Task brief →
Answer these from the text on the song "Love @ 1st Sight":
(a) Who directed the song's music video?
(b) Which track is the song built around a sample of, and which group recorded it?
(c) Which publication called the song a "killer lead single"?

Selected text →
________________________________________

Single by Mary J. Blige featuring Method Man

from the album Love & Life
- Released: June 20, 2003
- Recorded: November 6–10, 2002
- Genre: Hip hop; R&B;
- Length: 5:03
- Label: Geffen
- Songwriters: Mary J. Blige; Sean Combs; Mario Winans; Mechalie Jamison; Clifford Smith; Steven Jordan; Kamaal Fareed; Ali Jones-Muhammed; Malik Taylor;
- Producers: Sean Combs; Mario Winans; Stevie J;

Mary J. Blige singles chronology
| "Come Close" (2002) | "Love @ 1st Sight" (2003) | "Ooh!" (2003) |

Method Man singles chronology
| "Round & Round" (remix) (2001) | "Love @ 1st Sight" (2003) | "What's Happenin'" (2004) |

= Love @ 1st Sight =

"Love @ 1st Sight" is a song recorded by American singer Mary J. Blige for her sixth studio album Love & Life (2003). It features a guest appearance from rapper Method Man, and was written by Blige and Method Man themselves, as well as Sean Combs, Mario Winans, Stevie Jordan, and Mechalie Jamison; Combs, Winans and Jordan produced the track. The song is built around a sample of "Hot Sex" (1992) by American hip-hop trio A Tribe Called Quest. Due to the inclusion of the sample, several other writers are credited as songwriters. Lyrically, it features the protagonist persistently wondering about a romantic attraction for a stranger on the first sight.

"Love @ 1st Sight" was released as the lead single from Love & Life on June 20, 2003, by Geffen Records. A moderate commercial success, it reached number 22 on the US Billboard Hot 100 and number 10 on Hot R&B/Hip-Hop Singles & Tracks chart. In addition, the song charted within the top 20 in Italy and the United Kingdom, while reaching the majority on most other charts it appeared on. The radio edit of "Love @ 1st Sight" with intro was used for the accompanying music video, which was directed by Chris Robinson.

==Critical reception==
PopMatters felt that "Love @ 1st Sight" was "a great representation that some of our ghetto superstars are growing up. Reminiscent of No More Dramas "Family Affair", "Love @ 1st Sight" is following in i footsteps to the club dance floor with its playful tone and head-bobbing bass line." BET.com wrote of the song: "With a borrowed rap backdrop and a verse from Method Man, her old "You're All I Need to Get By" partner-in-crime, this song skillfully updated the pair's hip hop-soul heyday for the new millennium." Now called a "strong street track" as well as a "killer lead single."

________________________________________

Listing →

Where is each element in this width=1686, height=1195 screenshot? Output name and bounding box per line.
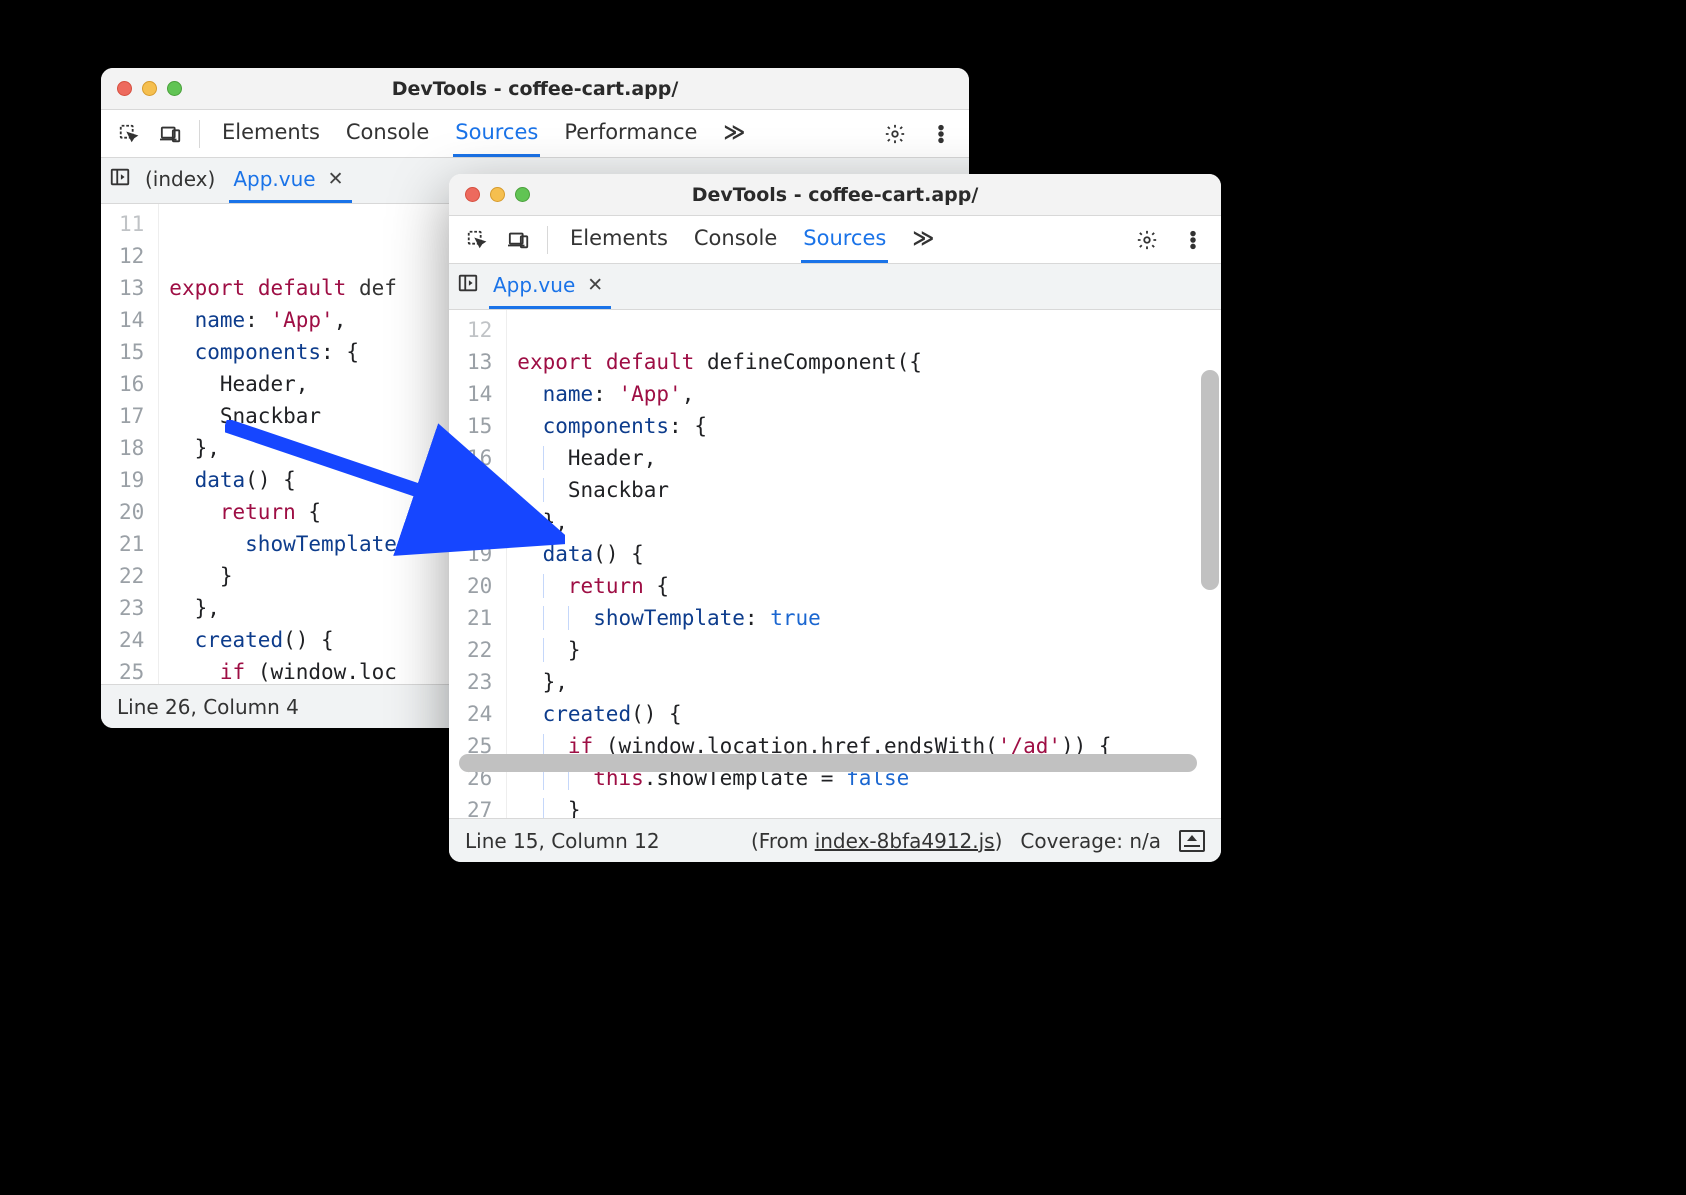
titlebar[interactable]: DevTools - coffee-cart.app/ [101,68,969,110]
tab-elements[interactable]: Elements [568,216,670,263]
maximize-icon[interactable] [515,187,530,202]
status-bar: Line 15, Column 12 (From index-8bfa4912.… [449,818,1221,862]
device-toggle-icon[interactable] [501,223,537,257]
gear-icon[interactable] [1129,223,1165,257]
drawer-toggle-icon[interactable] [1179,830,1205,852]
tab-console[interactable]: Console [692,216,779,263]
code-content[interactable]: export default def name: 'App', componen… [159,204,407,684]
file-tab-index[interactable]: (index) [141,158,219,203]
inspect-icon[interactable] [111,117,147,151]
minimize-icon[interactable] [142,81,157,96]
panel-tabs: Elements Console Sources ≫ [568,216,1123,263]
file-tab-label: App.vue [493,273,575,297]
main-toolbar: Elements Console Sources Performance ≫ [101,110,969,158]
line-numbers: 111213141516171819202122232425262728 [101,204,159,684]
traffic-lights [465,187,530,202]
code-content[interactable]: export default defineComponent({ name: '… [507,310,1121,818]
file-tab-label: (index) [145,167,215,191]
vertical-scrollbar[interactable] [1201,370,1219,590]
horizontal-scrollbar[interactable] [459,754,1197,772]
show-navigator-icon[interactable] [109,166,131,192]
gear-icon[interactable] [877,117,913,151]
more-icon[interactable] [1175,223,1211,257]
devtools-window-2: DevTools - coffee-cart.app/ Elements Con… [449,174,1221,862]
device-toggle-icon[interactable] [153,117,189,151]
minimize-icon[interactable] [490,187,505,202]
window-title: DevTools - coffee-cart.app/ [449,184,1221,206]
cursor-position: Line 15, Column 12 [465,829,660,853]
traffic-lights [117,81,182,96]
main-toolbar: Elements Console Sources ≫ [449,216,1221,264]
maximize-icon[interactable] [167,81,182,96]
window-title: DevTools - coffee-cart.app/ [101,78,969,100]
line-numbers: 1213141516171819202122232425262728 [449,310,507,818]
tab-overflow[interactable]: ≫ [910,216,936,263]
code-editor[interactable]: 1213141516171819202122232425262728 expor… [449,310,1221,818]
tab-elements[interactable]: Elements [220,110,322,157]
file-tab-appvue[interactable]: App.vue ✕ [229,158,351,203]
close-icon[interactable] [117,81,132,96]
tab-sources[interactable]: Sources [453,110,540,157]
tab-overflow[interactable]: ≫ [721,110,747,157]
more-icon[interactable] [923,117,959,151]
tab-console[interactable]: Console [344,110,431,157]
file-tab-bar: App.vue ✕ [449,264,1221,310]
file-tab-appvue[interactable]: App.vue ✕ [489,264,611,309]
tab-performance[interactable]: Performance [562,110,699,157]
sourcemap-link[interactable]: index-8bfa4912.js [815,829,995,853]
titlebar[interactable]: DevTools - coffee-cart.app/ [449,174,1221,216]
close-tab-icon[interactable]: ✕ [324,166,348,192]
inspect-icon[interactable] [459,223,495,257]
tab-sources[interactable]: Sources [801,216,888,263]
panel-tabs: Elements Console Sources Performance ≫ [220,110,871,157]
coverage-status: Coverage: n/a [1020,829,1161,853]
source-from: (From index-8bfa4912.js) [751,829,1002,853]
close-tab-icon[interactable]: ✕ [583,272,607,298]
file-tab-label: App.vue [233,167,315,191]
show-navigator-icon[interactable] [457,272,479,298]
close-icon[interactable] [465,187,480,202]
cursor-position: Line 26, Column 4 [117,695,299,719]
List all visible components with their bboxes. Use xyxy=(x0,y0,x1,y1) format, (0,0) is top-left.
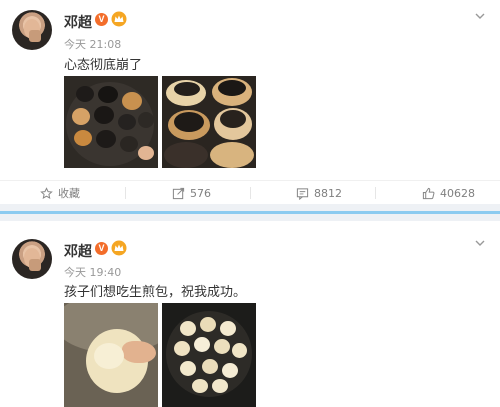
bun xyxy=(122,92,142,110)
bun xyxy=(96,130,116,148)
post-time[interactable]: 今天 21:08 xyxy=(64,36,121,52)
bun xyxy=(202,359,218,374)
post-image-dough-kneading[interactable] xyxy=(64,303,158,407)
repost-button[interactable]: 576 xyxy=(172,185,211,201)
divider xyxy=(125,187,126,199)
verified-badge: V xyxy=(95,13,108,26)
weibo-post: 邓超 V 今天 19:40 孩子们想吃生煎包，祝我成功。 xyxy=(0,221,500,407)
bun xyxy=(222,363,238,378)
author-name[interactable]: 邓超 xyxy=(64,12,92,32)
bun xyxy=(76,86,94,102)
bun-burnt-top xyxy=(220,110,246,128)
author-name[interactable]: 邓超 xyxy=(64,241,92,261)
bun xyxy=(74,130,92,146)
bun xyxy=(120,136,138,152)
bun xyxy=(180,361,196,376)
weibo-post: 邓超 V 今天 21:08 心态彻底崩了 收藏 576 8812 40628 xyxy=(0,0,500,204)
bun xyxy=(98,86,118,103)
bun xyxy=(220,321,236,336)
bun xyxy=(212,379,228,393)
favorite-label: 收藏 xyxy=(58,187,80,200)
like-count: 40628 xyxy=(440,186,475,200)
thumbs-up-icon xyxy=(422,187,435,199)
comment-button[interactable]: 8812 xyxy=(296,185,342,201)
post-text: 心态彻底崩了 xyxy=(64,58,143,73)
bun xyxy=(180,321,196,336)
verified-badge: V xyxy=(95,242,108,255)
post-image-burnt-buns-closeup[interactable] xyxy=(162,76,256,168)
like-button[interactable]: 40628 xyxy=(422,185,475,201)
post-image-raw-buns-in-pan[interactable] xyxy=(162,303,256,407)
post-text: 孩子们想吃生煎包，祝我成功。 xyxy=(64,285,247,300)
divider xyxy=(250,187,251,199)
post-image-burnt-buns-in-pan[interactable] xyxy=(64,76,158,168)
divider xyxy=(375,187,376,199)
dough-highlight xyxy=(94,343,124,369)
bun-burnt-top xyxy=(174,82,200,96)
avatar[interactable] xyxy=(12,10,52,50)
star-icon xyxy=(40,186,53,199)
hand xyxy=(122,341,156,363)
repost-count: 576 xyxy=(190,186,211,200)
divider-accent xyxy=(0,211,500,214)
feed-divider xyxy=(0,204,500,221)
avatar[interactable] xyxy=(12,239,52,279)
bun-burnt-top xyxy=(174,112,204,132)
bun xyxy=(200,317,216,332)
action-bar: 收藏 576 8812 40628 xyxy=(0,180,500,204)
bun xyxy=(210,142,254,168)
bun xyxy=(232,343,247,358)
bun-burnt-top xyxy=(218,80,246,96)
chevron-down-icon[interactable] xyxy=(474,10,486,22)
bun xyxy=(192,379,208,393)
bun xyxy=(72,108,90,125)
favorite-button[interactable]: 收藏 xyxy=(40,185,80,201)
avatar-hand xyxy=(29,30,41,42)
bun xyxy=(138,112,154,128)
crown-icon xyxy=(111,240,127,256)
comment-count: 8812 xyxy=(314,186,342,200)
share-icon xyxy=(172,187,185,199)
bun xyxy=(94,106,114,124)
chevron-down-icon[interactable] xyxy=(474,237,486,249)
bun xyxy=(194,337,210,352)
post-time[interactable]: 今天 19:40 xyxy=(64,264,121,280)
bun xyxy=(174,341,190,356)
avatar-hand xyxy=(29,259,41,271)
bun xyxy=(164,142,208,168)
bun xyxy=(118,114,136,130)
comment-icon xyxy=(296,187,309,200)
crown-icon xyxy=(111,11,127,27)
finger xyxy=(138,146,154,160)
bun xyxy=(214,339,230,354)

________________________________________

Problem solution →
(a) Chris Robinson.
(b) "Hot Sex" (1992), by the American hip-hop trio A Tribe Called Quest.
(c) Now.